提供文本
☆ ☆ ☆ ☆
(轉)Mahout Kmeans Clustering 學習


一、Mahout命令使用

合成控制的數據集 synthetic_control.data 可以從 此處下載,總共由600行X60列double型的數據組成, 意思是有600個元組,每個元組是一個時間序列。

1. 把數據拷到集群上,放到kmeans/目錄下

  
hadoop fs -mv synthetic_control.data kmeans/synthetic_control.data
 

 

2. 輸入如下mahout命令進行KMeans聚類分析

 

mahout org.apache.mahout.clustering.syntheticcontrol.kmeans.Job --input kmeans/synthetic_control.data  --numClusters 3 -t1 3 -t2 6 --maxIter 3 --output kmeans/output

 當命令中有這個--numClusters( 代表聚類結果中簇的個數)參數的話,它會采用Kmeans聚類。如果沒有配置這個參數的話,它會先采用Canopy聚類,-t1和-t2是用於Canopy聚類的配置參數。

 

二、源碼學習

從Mahout源碼可以分析出:進行KMeans聚類時,會產生四個步驟。

  1. 數據預處理,整理規范化數據
  2. 從上述數據中隨機選擇若干個數據當作Cluster的中心
  3. 迭代計算,調整形心
  4. 把數據分給各個Cluster

其中 前倆步就是 KMeans聚類算法的准備工作。

主要流程可以從org.apache.mahout.clustering.syntheticcontrol.kmeans.Job#run()方法里看出一些端倪。

  

  public static void run(Configuration conf, Path input, Path output, DistanceMeasure measure, int k,
      double convergenceDelta, int maxIterations) throws Exception {
    //1. synthetic_control.data存儲的文本格式,轉換成Key/Value格式,存入到output/data目錄。Key為保存一個Integer的Text類型, Value為VectorWritable類型。
☆ ☆ ☆ ☆
需完成工作
1. 把 Mahout KMeans 文本中以「當命令中有這個--numClusters」開頭的那段改寫得更精簡，主要事實須保留。
2. 接續這篇 Mahout KMeans 聚類文本，從最後一行程式註解之後往下寫。
這些記錄用不到。

空間標註記錄:
☆ ☆ ☆ ☆
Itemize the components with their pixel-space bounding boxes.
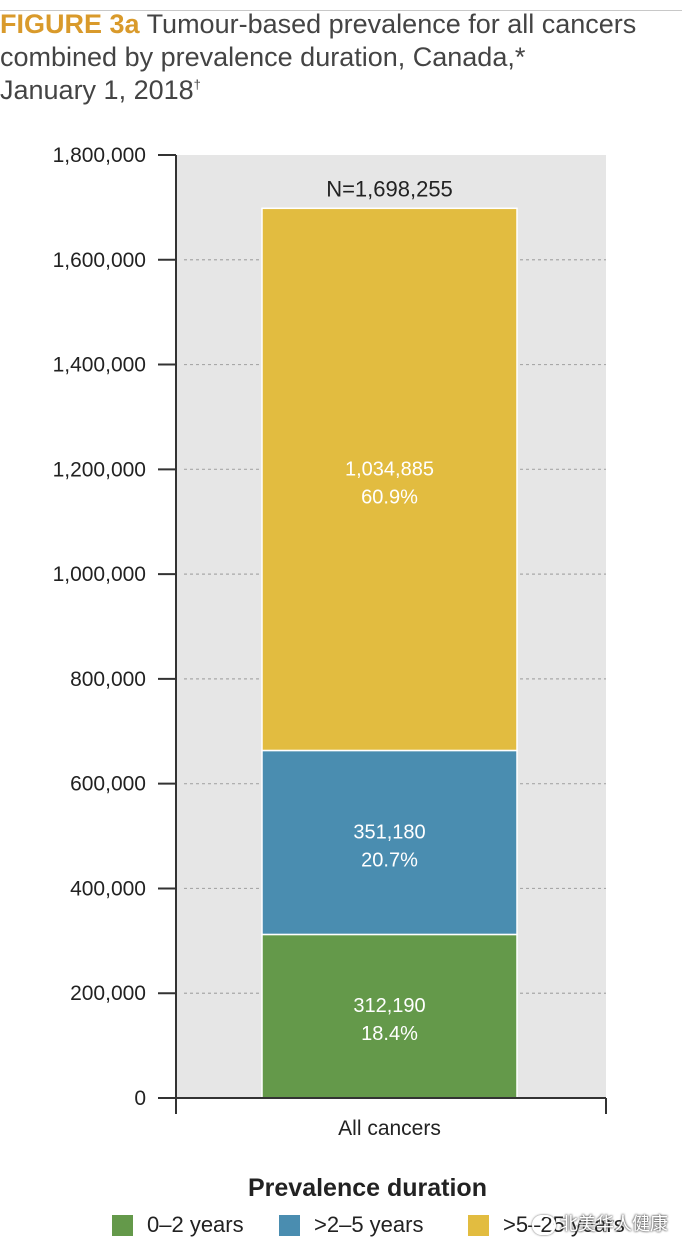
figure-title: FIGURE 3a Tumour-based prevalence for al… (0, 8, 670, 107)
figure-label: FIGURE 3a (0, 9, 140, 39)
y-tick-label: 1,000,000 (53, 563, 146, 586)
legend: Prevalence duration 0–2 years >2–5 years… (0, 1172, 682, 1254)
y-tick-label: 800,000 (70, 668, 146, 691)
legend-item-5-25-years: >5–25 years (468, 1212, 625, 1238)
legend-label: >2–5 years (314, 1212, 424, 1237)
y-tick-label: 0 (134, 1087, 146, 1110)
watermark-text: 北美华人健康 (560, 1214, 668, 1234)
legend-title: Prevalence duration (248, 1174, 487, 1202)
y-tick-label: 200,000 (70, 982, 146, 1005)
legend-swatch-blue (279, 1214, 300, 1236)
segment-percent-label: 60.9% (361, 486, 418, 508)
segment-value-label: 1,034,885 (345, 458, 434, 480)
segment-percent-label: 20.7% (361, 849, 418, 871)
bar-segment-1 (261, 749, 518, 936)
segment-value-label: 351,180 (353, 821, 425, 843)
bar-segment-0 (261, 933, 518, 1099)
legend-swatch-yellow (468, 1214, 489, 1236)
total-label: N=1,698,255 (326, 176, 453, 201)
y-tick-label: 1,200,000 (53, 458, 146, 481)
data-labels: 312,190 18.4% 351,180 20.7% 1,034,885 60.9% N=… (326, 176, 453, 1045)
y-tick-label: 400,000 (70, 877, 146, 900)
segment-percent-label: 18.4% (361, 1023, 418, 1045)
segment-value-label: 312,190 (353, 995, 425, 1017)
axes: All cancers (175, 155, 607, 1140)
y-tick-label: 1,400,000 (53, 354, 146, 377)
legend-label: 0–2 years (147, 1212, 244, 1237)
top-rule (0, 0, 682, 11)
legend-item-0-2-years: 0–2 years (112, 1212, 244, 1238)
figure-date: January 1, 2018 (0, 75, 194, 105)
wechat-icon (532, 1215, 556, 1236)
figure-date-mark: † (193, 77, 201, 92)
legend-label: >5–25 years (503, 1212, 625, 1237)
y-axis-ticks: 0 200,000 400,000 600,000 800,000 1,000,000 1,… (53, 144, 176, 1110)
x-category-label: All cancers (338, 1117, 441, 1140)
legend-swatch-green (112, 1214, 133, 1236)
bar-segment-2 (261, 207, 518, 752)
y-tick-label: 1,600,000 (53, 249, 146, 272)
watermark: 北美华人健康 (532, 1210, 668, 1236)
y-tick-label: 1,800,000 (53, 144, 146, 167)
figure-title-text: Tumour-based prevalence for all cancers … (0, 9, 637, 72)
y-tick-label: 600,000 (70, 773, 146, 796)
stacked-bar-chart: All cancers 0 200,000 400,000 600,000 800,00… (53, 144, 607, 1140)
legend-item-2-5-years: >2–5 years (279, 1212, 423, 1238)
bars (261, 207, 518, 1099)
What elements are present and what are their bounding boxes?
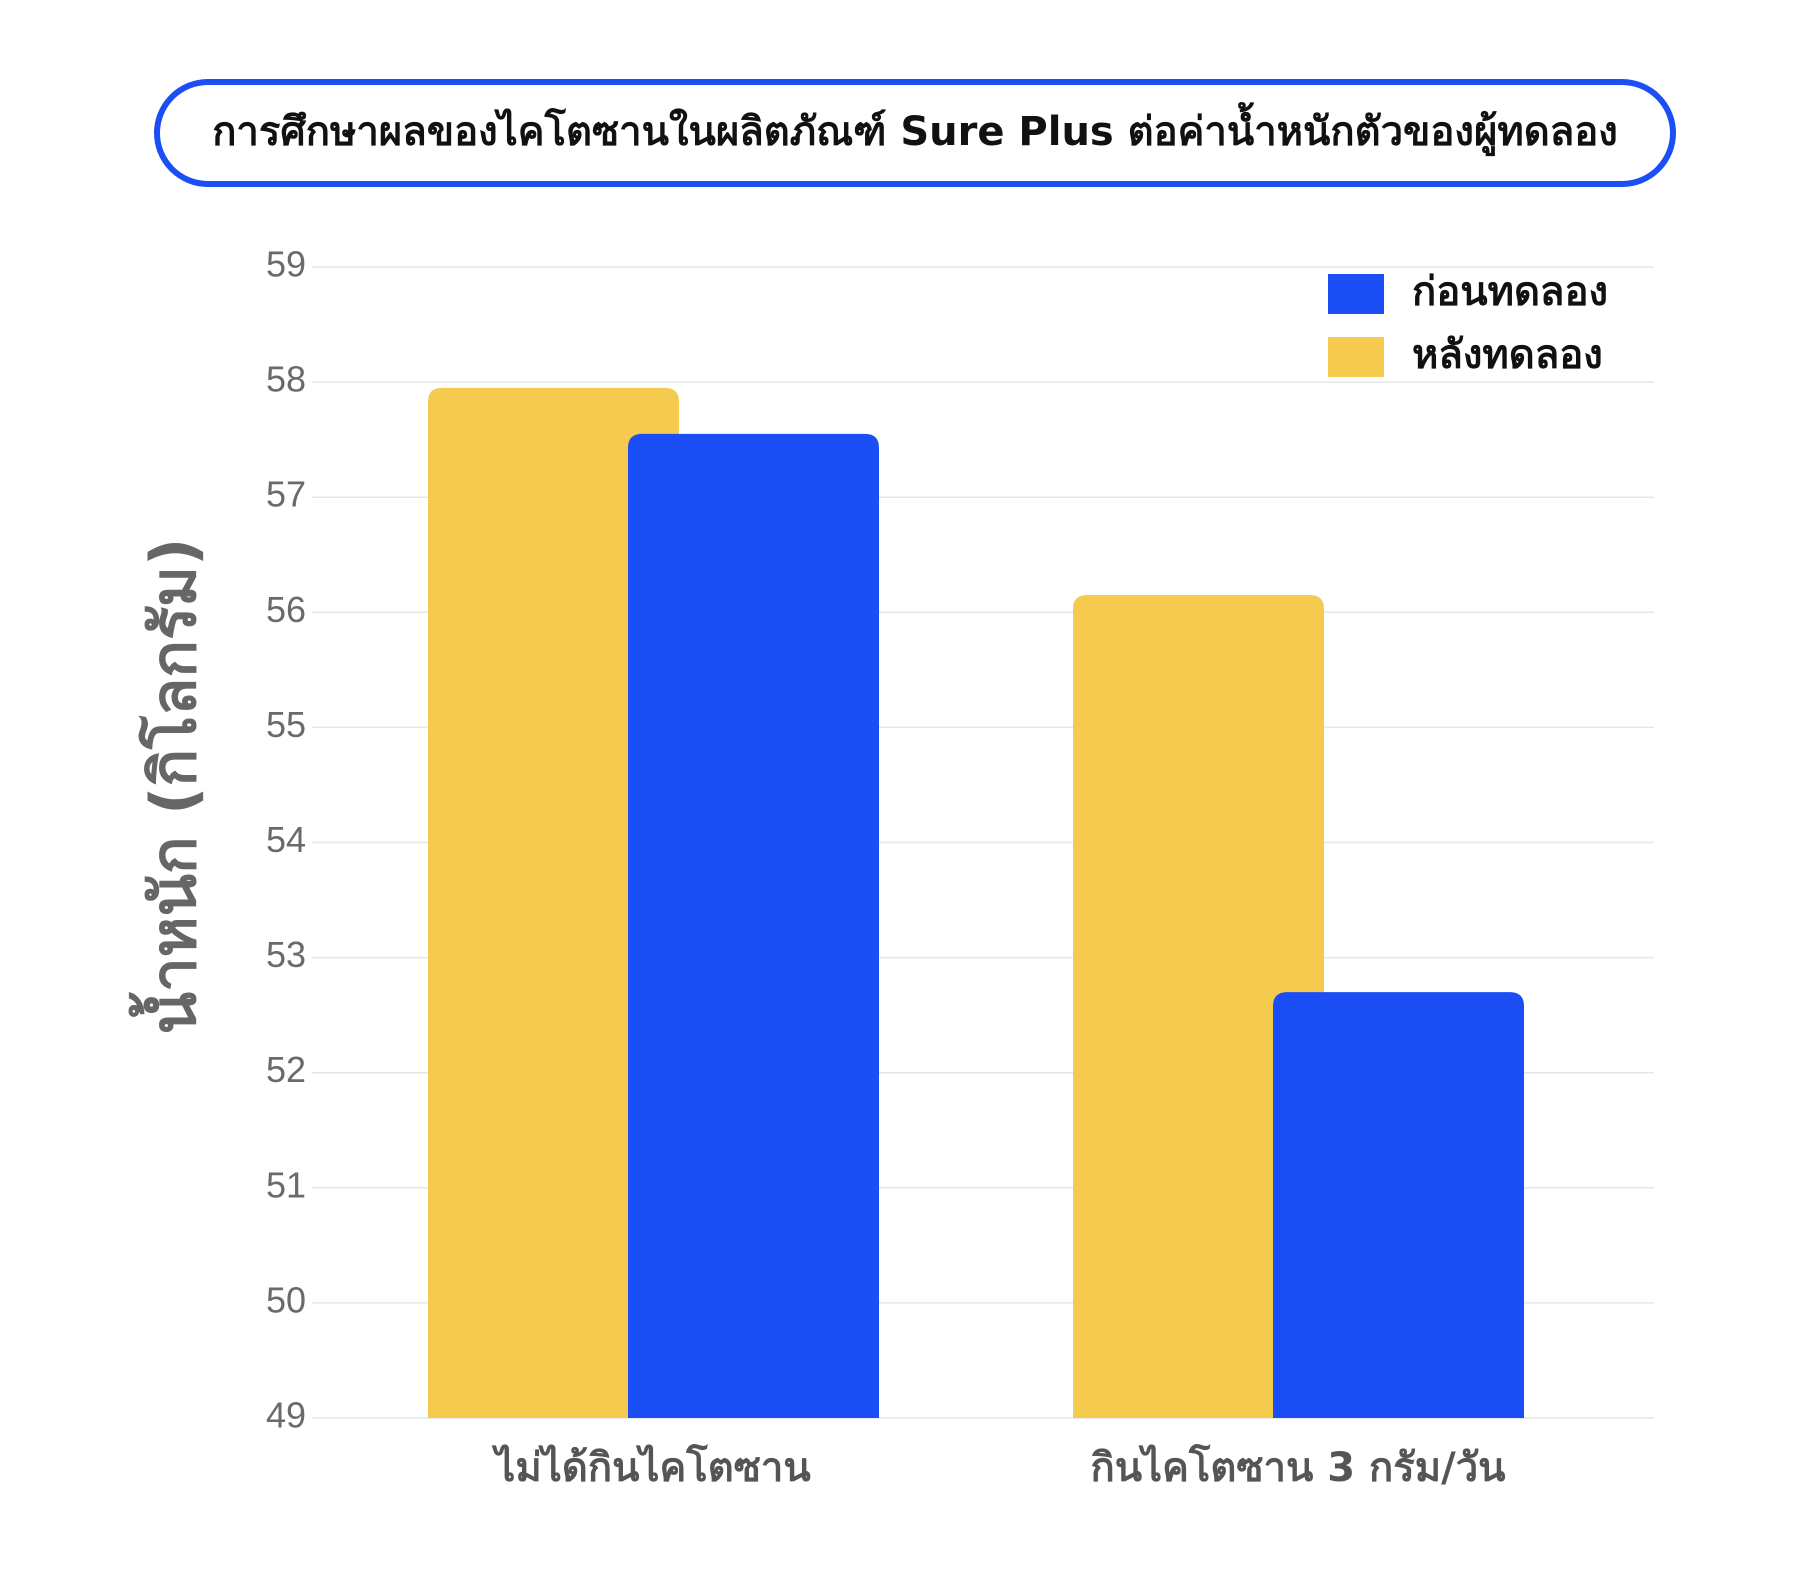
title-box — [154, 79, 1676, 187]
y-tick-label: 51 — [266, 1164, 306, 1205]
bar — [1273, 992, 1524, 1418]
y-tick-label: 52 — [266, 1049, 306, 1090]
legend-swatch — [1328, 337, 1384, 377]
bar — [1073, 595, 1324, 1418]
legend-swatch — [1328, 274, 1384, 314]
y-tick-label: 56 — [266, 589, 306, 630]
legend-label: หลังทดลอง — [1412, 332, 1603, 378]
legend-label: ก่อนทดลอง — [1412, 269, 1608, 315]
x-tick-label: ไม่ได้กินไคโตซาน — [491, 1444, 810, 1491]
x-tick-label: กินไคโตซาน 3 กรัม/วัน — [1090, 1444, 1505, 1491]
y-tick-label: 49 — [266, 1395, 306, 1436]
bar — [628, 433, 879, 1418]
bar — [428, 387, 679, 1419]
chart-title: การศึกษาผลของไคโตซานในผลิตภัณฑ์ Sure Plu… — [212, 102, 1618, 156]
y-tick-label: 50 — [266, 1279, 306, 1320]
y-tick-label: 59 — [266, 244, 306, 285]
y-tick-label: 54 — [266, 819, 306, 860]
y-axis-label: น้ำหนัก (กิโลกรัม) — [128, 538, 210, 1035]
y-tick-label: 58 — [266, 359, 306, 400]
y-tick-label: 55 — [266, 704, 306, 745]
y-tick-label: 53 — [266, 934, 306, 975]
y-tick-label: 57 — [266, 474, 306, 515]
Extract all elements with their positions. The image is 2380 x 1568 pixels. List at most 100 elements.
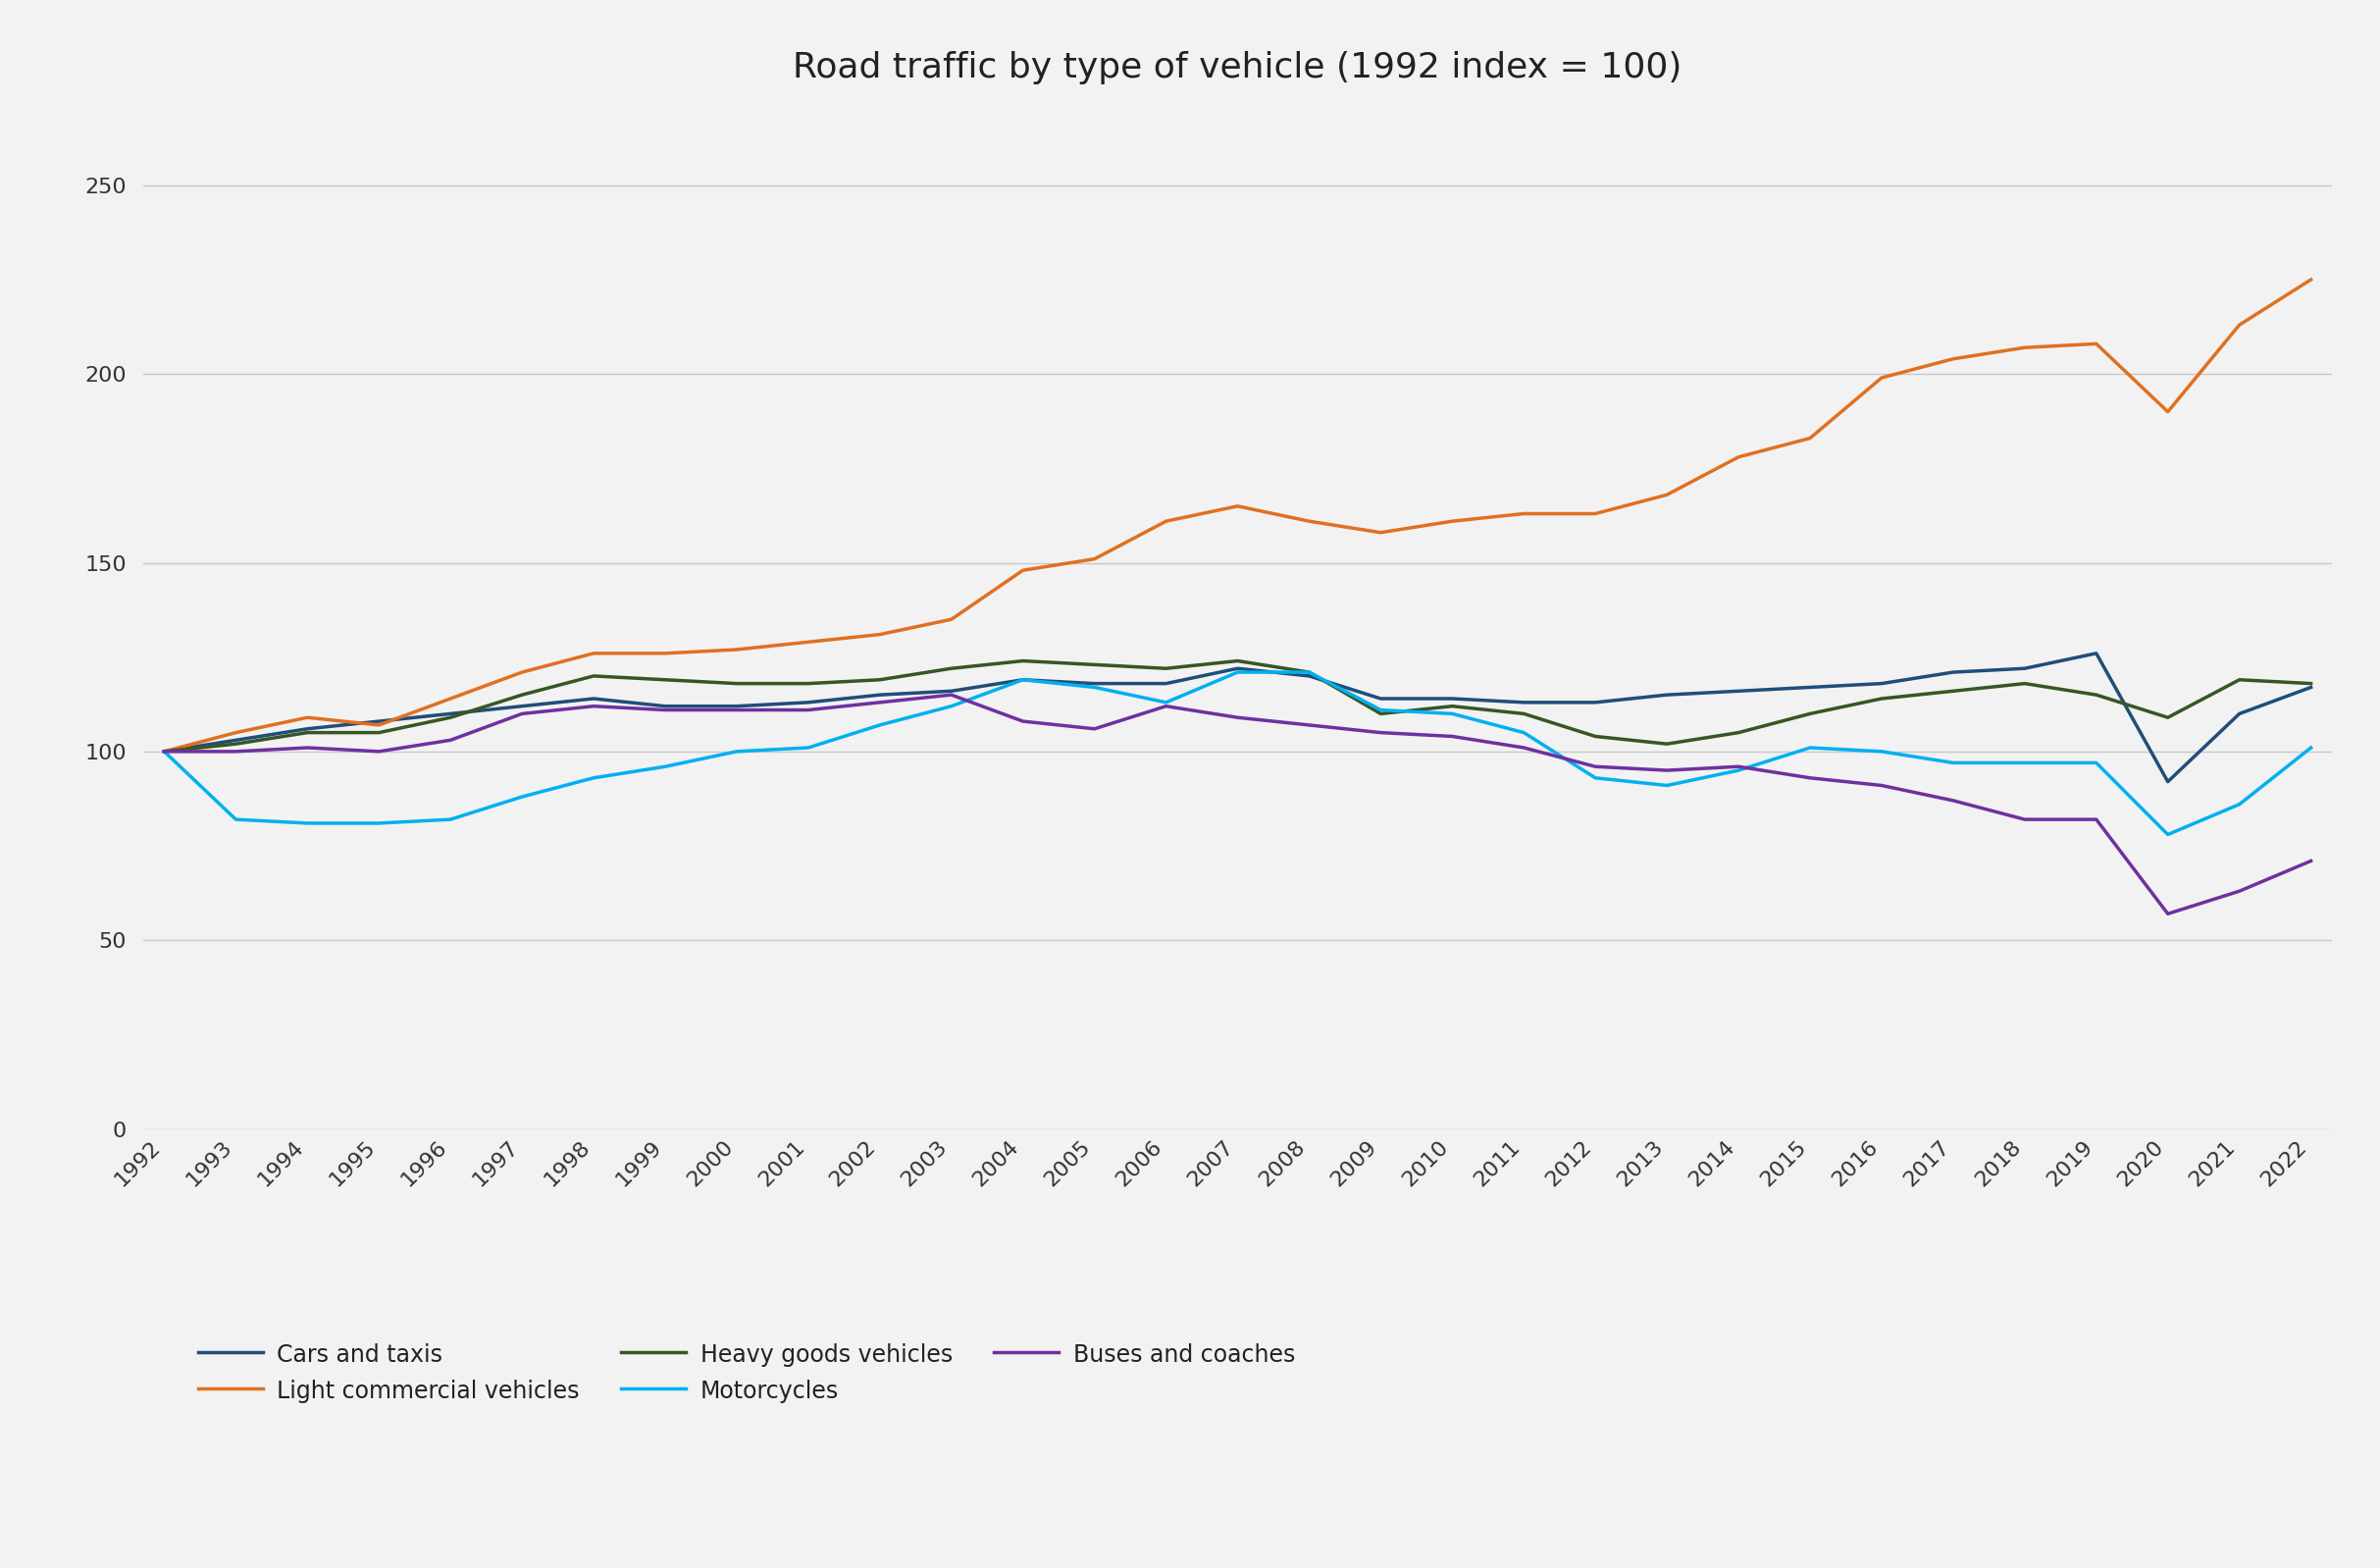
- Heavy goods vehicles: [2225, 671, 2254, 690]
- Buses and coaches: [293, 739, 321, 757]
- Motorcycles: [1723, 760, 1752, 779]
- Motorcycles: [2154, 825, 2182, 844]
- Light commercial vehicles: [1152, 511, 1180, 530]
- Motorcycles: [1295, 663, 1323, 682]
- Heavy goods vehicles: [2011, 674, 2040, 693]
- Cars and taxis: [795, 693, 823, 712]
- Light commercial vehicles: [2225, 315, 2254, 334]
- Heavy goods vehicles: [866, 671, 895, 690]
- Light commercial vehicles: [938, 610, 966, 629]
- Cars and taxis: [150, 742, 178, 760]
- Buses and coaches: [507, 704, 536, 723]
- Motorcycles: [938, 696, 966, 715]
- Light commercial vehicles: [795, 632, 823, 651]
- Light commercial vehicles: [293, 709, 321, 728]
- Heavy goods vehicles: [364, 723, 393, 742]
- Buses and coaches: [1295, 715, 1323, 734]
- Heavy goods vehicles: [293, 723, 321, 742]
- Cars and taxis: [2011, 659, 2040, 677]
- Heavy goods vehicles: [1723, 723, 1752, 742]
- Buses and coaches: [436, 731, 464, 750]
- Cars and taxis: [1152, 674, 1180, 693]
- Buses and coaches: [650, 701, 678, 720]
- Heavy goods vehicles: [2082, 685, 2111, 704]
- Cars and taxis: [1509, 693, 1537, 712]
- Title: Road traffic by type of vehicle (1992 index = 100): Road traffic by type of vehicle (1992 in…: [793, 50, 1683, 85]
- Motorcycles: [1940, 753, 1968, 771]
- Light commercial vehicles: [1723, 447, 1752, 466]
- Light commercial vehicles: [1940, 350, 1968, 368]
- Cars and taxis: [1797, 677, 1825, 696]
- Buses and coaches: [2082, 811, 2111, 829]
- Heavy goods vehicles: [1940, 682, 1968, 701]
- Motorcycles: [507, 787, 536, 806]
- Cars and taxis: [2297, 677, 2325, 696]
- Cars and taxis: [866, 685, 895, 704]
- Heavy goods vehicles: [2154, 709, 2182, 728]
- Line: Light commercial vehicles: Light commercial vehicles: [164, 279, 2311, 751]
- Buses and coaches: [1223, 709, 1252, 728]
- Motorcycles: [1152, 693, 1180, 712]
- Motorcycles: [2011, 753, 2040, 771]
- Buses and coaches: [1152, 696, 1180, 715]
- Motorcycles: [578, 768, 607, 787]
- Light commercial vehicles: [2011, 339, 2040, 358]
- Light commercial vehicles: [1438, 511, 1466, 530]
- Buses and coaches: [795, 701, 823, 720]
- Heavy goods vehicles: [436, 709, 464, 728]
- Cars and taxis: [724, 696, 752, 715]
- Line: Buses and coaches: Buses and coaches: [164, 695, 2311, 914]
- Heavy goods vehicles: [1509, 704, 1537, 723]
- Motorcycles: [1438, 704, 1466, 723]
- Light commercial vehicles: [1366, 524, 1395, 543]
☆ ☆ ☆ ☆
參考答案
1. 命令若帶有 --numClusters 參數（表示聚類結果中的簇數），就採用 KMeans 聚類。若未配置此參數，則先採用 Canopy 聚類，-t1 和 -t2 即為 Canopy 聚類的配置參數。

2.
    Path directoryContainingConvertedInput = new Path(output, DIRECTORY_CONTAINING_CONVERTED_INPUT);
    log.info("Preparing Input");
    InputDriver.runJob(input, directoryContainingConvertedInput, "org.apache.mahout.math.RandomAccessSparseVector");
    //2. 隨機產生幾個cluster,存入到output/clusters-0/part-randomSeed文件里。Key為Text, Value為ClusterWritable類型。
    log.info("Running random seed to get initial clusters");
    Path clusters = new Path(output, Cluster.INITIAL_CLUSTERS_DIR);
    clusters = RandomSeedGenerator.buildRandom(conf, directoryContainingConvertedInput, clusters, k, measure);
    //3. 進行聚類迭代運算,為每一個簇重新選出cluster centroid中心
    log.info("Running KMeans");
    KMeansDriver.run(conf, directoryContainingConvertedInput, clusters, output, measure, convergenceDelta,
        maxIterations, true, 0.0, false);
    //4. 根據上面選出的中心,把output/data里面的記錄,都分配給各個cluster。輸出運算結果,把sequencefile格式轉化成textfile格式展示出來
    // run ClusterDumper
    ClusterDumper clusterDumper = new ClusterDumper(new Path(output, "clusters-*-final"), new Path(output,
        "clusteredPoints"));
    clusterDumper.printClusters(null);
  }
  1. RandomAccessSparseVector是一個Vector實現,里面有一個 OpenIntDoubleMap屬性,該OpenIntDoubleMap不是繼承自HashMap,而是自己實現了一套類似的hashMap,數據是通過一個Int數組和Long數組維護着,因此無法通過Iterator為遍歷。
  2. RandomSeedGenerator#buildRandom()是在上面的Vector里面隨機抽樣k個序列簇Kluster,采用的是一種蓄水池抽樣(Reservoir Sampling)的方法:即先把前k個數放入蓄水池,對第k+1,我們以k/(k+1)概率決定是否要把它換入蓄水池,最終每個數都是以相同的概率k/n進入蓄水池。它通過強大的MersenneTwister偽隨機生成器來隨機產生,它產生的隨機數長度可達2^19937 - 1,維度可高達623維,同時數值還可以精確到32位的均勻分布。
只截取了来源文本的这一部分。